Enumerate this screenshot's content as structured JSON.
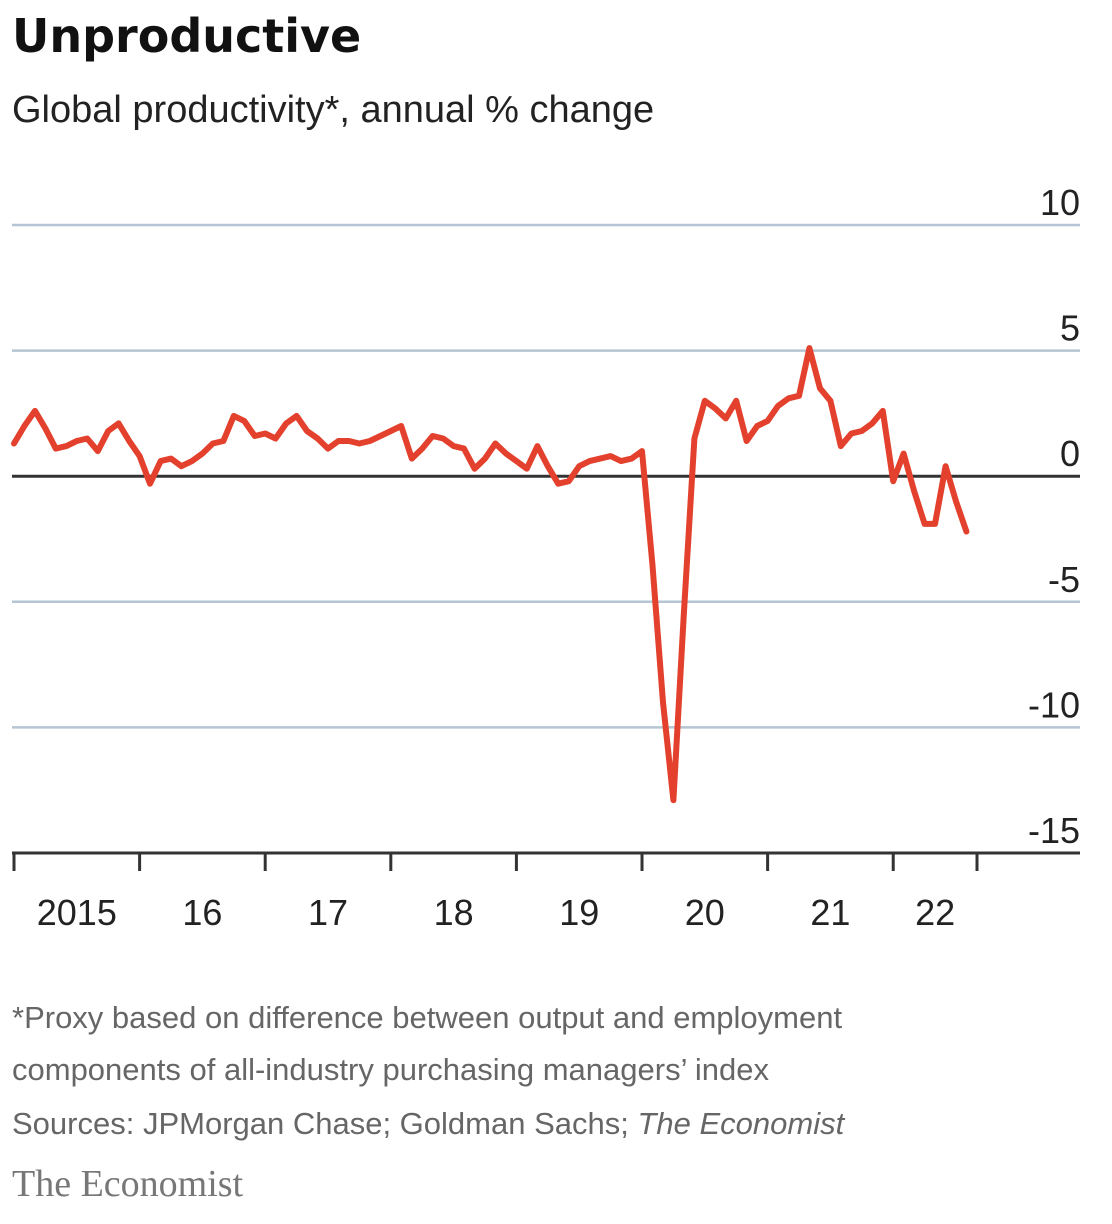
{
  "chart_data": {
    "type": "line",
    "title": "Unproductive",
    "subtitle": "Global productivity*, annual % change",
    "notes": [
      "*Proxy based on difference between output and employment",
      "components of all-industry purchasing managers’ index"
    ],
    "source": "Sources: JPMorgan Chase; Goldman Sachs; ",
    "source_italic": "The Economist",
    "brand": "The Economist",
    "x": [
      2015,
      2015.083,
      2015.167,
      2015.25,
      2015.333,
      2015.417,
      2015.5,
      2015.583,
      2015.667,
      2015.75,
      2015.833,
      2015.917,
      2016,
      2016.083,
      2016.167,
      2016.25,
      2016.333,
      2016.417,
      2016.5,
      2016.583,
      2016.667,
      2016.75,
      2016.833,
      2016.917,
      2017,
      2017.083,
      2017.167,
      2017.25,
      2017.333,
      2017.417,
      2017.5,
      2017.583,
      2017.667,
      2017.75,
      2017.833,
      2017.917,
      2018,
      2018.083,
      2018.167,
      2018.25,
      2018.333,
      2018.417,
      2018.5,
      2018.583,
      2018.667,
      2018.75,
      2018.833,
      2018.917,
      2019,
      2019.083,
      2019.167,
      2019.25,
      2019.333,
      2019.417,
      2019.5,
      2019.583,
      2019.667,
      2019.75,
      2019.833,
      2019.917,
      2020,
      2020.083,
      2020.167,
      2020.25,
      2020.333,
      2020.417,
      2020.5,
      2020.583,
      2020.667,
      2020.75,
      2020.833,
      2020.917,
      2021,
      2021.083,
      2021.167,
      2021.25,
      2021.333,
      2021.417,
      2021.5,
      2021.583,
      2021.667,
      2021.75,
      2021.833,
      2021.917,
      2022,
      2022.083,
      2022.167,
      2022.25,
      2022.333,
      2022.417,
      2022.5,
      2022.583
    ],
    "series": [
      {
        "color": "#e3412d",
        "values": [
          1.3,
          2.0,
          2.6,
          1.9,
          1.1,
          1.2,
          1.4,
          1.5,
          1.0,
          1.8,
          2.1,
          1.4,
          0.8,
          -0.3,
          0.6,
          0.7,
          0.4,
          0.6,
          0.9,
          1.3,
          1.4,
          2.4,
          2.2,
          1.6,
          1.7,
          1.5,
          2.1,
          2.4,
          1.8,
          1.5,
          1.1,
          1.4,
          1.4,
          1.3,
          1.4,
          1.6,
          1.8,
          2.0,
          0.7,
          1.1,
          1.6,
          1.5,
          1.2,
          1.1,
          0.3,
          0.7,
          1.3,
          0.9,
          0.6,
          0.3,
          1.2,
          0.4,
          -0.3,
          -0.2,
          0.4,
          0.6,
          0.7,
          0.8,
          0.6,
          0.7,
          1.0,
          -3.5,
          -9.0,
          -12.9,
          -5.5,
          1.5,
          3.0,
          2.7,
          2.3,
          3.0,
          1.4,
          2.0,
          2.2,
          2.8,
          3.1,
          3.2,
          5.1,
          3.5,
          3.0,
          1.2,
          1.7,
          1.8,
          2.1,
          2.6,
          -0.2,
          0.9,
          -0.6,
          -1.9,
          -1.9,
          0.4,
          -1.0,
          -2.2
        ]
      }
    ],
    "xlim": [
      2015,
      2022.667
    ],
    "xticks": [
      {
        "value": 2015,
        "label": "2015"
      },
      {
        "value": 2016,
        "label": "16"
      },
      {
        "value": 2017,
        "label": "17"
      },
      {
        "value": 2018,
        "label": "18"
      },
      {
        "value": 2019,
        "label": "19"
      },
      {
        "value": 2020,
        "label": "20"
      },
      {
        "value": 2021,
        "label": "21"
      },
      {
        "value": 2022,
        "label": "22"
      }
    ],
    "ylim": [
      -15,
      10
    ],
    "yticks": [
      -15,
      -10,
      -5,
      0,
      5,
      10
    ],
    "grid": true
  }
}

* _Problem_: Pictures are to be left out; the records above must be repeated word for word.

* _The result_:
Enumerate this screenshot's content as structured JSON.
{
  "chart_data": {
    "type": "line",
    "title": "Unproductive",
    "subtitle": "Global productivity*, annual % change",
    "notes": [
      "*Proxy based on difference between output and employment",
      "components of all-industry purchasing managers’ index"
    ],
    "source": "Sources: JPMorgan Chase; Goldman Sachs; ",
    "source_italic": "The Economist",
    "brand": "The Economist",
    "x": [
      2015,
      2015.083,
      2015.167,
      2015.25,
      2015.333,
      2015.417,
      2015.5,
      2015.583,
      2015.667,
      2015.75,
      2015.833,
      2015.917,
      2016,
      2016.083,
      2016.167,
      2016.25,
      2016.333,
      2016.417,
      2016.5,
      2016.583,
      2016.667,
      2016.75,
      2016.833,
      2016.917,
      2017,
      2017.083,
      2017.167,
      2017.25,
      2017.333,
      2017.417,
      2017.5,
      2017.583,
      2017.667,
      2017.75,
      2017.833,
      2017.917,
      2018,
      2018.083,
      2018.167,
      2018.25,
      2018.333,
      2018.417,
      2018.5,
      2018.583,
      2018.667,
      2018.75,
      2018.833,
      2018.917,
      2019,
      2019.083,
      2019.167,
      2019.25,
      2019.333,
      2019.417,
      2019.5,
      2019.583,
      2019.667,
      2019.75,
      2019.833,
      2019.917,
      2020,
      2020.083,
      2020.167,
      2020.25,
      2020.333,
      2020.417,
      2020.5,
      2020.583,
      2020.667,
      2020.75,
      2020.833,
      2020.917,
      2021,
      2021.083,
      2021.167,
      2021.25,
      2021.333,
      2021.417,
      2021.5,
      2021.583,
      2021.667,
      2021.75,
      2021.833,
      2021.917,
      2022,
      2022.083,
      2022.167,
      2022.25,
      2022.333,
      2022.417,
      2022.5,
      2022.583
    ],
    "series": [
      {
        "color": "#e3412d",
        "values": [
          1.3,
          2.0,
          2.6,
          1.9,
          1.1,
          1.2,
          1.4,
          1.5,
          1.0,
          1.8,
          2.1,
          1.4,
          0.8,
          -0.3,
          0.6,
          0.7,
          0.4,
          0.6,
          0.9,
          1.3,
          1.4,
          2.4,
          2.2,
          1.6,
          1.7,
          1.5,
          2.1,
          2.4,
          1.8,
          1.5,
          1.1,
          1.4,
          1.4,
          1.3,
          1.4,
          1.6,
          1.8,
          2.0,
          0.7,
          1.1,
          1.6,
          1.5,
          1.2,
          1.1,
          0.3,
          0.7,
          1.3,
          0.9,
          0.6,
          0.3,
          1.2,
          0.4,
          -0.3,
          -0.2,
          0.4,
          0.6,
          0.7,
          0.8,
          0.6,
          0.7,
          1.0,
          -3.5,
          -9.0,
          -12.9,
          -5.5,
          1.5,
          3.0,
          2.7,
          2.3,
          3.0,
          1.4,
          2.0,
          2.2,
          2.8,
          3.1,
          3.2,
          5.1,
          3.5,
          3.0,
          1.2,
          1.7,
          1.8,
          2.1,
          2.6,
          -0.2,
          0.9,
          -0.6,
          -1.9,
          -1.9,
          0.4,
          -1.0,
          -2.2
        ]
      }
    ],
    "xlim": [
      2015,
      2022.667
    ],
    "xticks": [
      {
        "value": 2015,
        "label": "2015"
      },
      {
        "value": 2016,
        "label": "16"
      },
      {
        "value": 2017,
        "label": "17"
      },
      {
        "value": 2018,
        "label": "18"
      },
      {
        "value": 2019,
        "label": "19"
      },
      {
        "value": 2020,
        "label": "20"
      },
      {
        "value": 2021,
        "label": "21"
      },
      {
        "value": 2022,
        "label": "22"
      }
    ],
    "ylim": [
      -15,
      10
    ],
    "yticks": [
      -15,
      -10,
      -5,
      0,
      5,
      10
    ],
    "grid": true
  }
}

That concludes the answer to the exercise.